== Brief ==
Recast every line from the start of the rows through the line containing "x-tick-label: 5000 <box>468 546 506 564</box>" as a Markdown table with the columns No and Entry. Number each line and leave out any blank lines.

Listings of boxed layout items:
▶

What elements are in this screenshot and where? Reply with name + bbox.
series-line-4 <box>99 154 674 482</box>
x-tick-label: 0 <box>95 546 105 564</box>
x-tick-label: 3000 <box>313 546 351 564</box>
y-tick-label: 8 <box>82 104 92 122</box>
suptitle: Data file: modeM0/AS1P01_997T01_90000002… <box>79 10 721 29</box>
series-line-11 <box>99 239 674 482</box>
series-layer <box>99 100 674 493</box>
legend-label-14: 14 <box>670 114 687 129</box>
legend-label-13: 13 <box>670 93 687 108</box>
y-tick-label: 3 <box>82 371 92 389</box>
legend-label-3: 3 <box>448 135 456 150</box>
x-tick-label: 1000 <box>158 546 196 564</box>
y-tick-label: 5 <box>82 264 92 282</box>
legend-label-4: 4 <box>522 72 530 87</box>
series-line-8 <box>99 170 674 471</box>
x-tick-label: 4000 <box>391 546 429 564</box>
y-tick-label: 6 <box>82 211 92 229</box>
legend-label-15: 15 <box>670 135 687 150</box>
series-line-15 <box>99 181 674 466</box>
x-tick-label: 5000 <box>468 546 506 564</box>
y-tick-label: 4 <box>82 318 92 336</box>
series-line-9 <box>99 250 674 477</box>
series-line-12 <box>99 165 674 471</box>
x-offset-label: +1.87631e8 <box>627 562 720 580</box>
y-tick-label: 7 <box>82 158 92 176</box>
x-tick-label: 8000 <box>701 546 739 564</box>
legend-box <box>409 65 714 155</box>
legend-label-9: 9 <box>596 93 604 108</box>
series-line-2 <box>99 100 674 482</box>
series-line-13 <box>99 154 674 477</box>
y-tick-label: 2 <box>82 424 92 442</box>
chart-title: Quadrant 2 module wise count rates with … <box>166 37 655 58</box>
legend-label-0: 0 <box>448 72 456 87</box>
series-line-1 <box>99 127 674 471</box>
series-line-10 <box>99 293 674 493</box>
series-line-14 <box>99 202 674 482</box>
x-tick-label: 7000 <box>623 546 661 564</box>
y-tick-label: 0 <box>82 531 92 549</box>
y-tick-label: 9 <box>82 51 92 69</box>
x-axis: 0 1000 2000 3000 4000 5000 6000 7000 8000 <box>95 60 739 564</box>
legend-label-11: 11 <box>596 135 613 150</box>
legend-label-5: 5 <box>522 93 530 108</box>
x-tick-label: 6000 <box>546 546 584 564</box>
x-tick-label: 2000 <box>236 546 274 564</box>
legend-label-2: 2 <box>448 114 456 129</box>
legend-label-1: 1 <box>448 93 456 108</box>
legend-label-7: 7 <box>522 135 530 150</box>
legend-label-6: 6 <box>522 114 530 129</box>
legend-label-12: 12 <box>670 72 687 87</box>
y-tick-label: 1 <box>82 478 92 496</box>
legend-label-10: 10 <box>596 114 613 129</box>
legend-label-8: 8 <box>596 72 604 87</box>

◀

== Completed exercise ==
| No | Entry |
|---|---|
| 1 | What elements are in this screenshot and where? Reply with name + bbox. |
| 2 | series-line-4 <box>99 154 674 482</box> |
| 3 | x-tick-label: 0 <box>95 546 105 564</box> |
| 4 | x-tick-label: 3000 <box>313 546 351 564</box> |
| 5 | y-tick-label: 8 <box>82 104 92 122</box> |
| 6 | suptitle: Data file: modeM0/AS1P01_997T01_90000002… <box>79 10 721 29</box> |
| 7 | series-line-11 <box>99 239 674 482</box> |
| 8 | series-layer <box>99 100 674 493</box> |
| 9 | legend-label-14: 14 <box>670 114 687 129</box> |
| 10 | legend-label-13: 13 <box>670 93 687 108</box> |
| 11 | y-tick-label: 3 <box>82 371 92 389</box> |
| 12 | legend-label-3: 3 <box>448 135 456 150</box> |
| 13 | x-tick-label: 1000 <box>158 546 196 564</box> |
| 14 | y-tick-label: 5 <box>82 264 92 282</box> |
| 15 | legend-label-4: 4 <box>522 72 530 87</box> |
| 16 | series-line-8 <box>99 170 674 471</box> |
| 17 | x-tick-label: 4000 <box>391 546 429 564</box> |
| 18 | y-tick-label: 6 <box>82 211 92 229</box> |
| 19 | legend-label-15: 15 <box>670 135 687 150</box> |
| 20 | series-line-15 <box>99 181 674 466</box> |
| 21 | x-tick-label: 5000 <box>468 546 506 564</box> |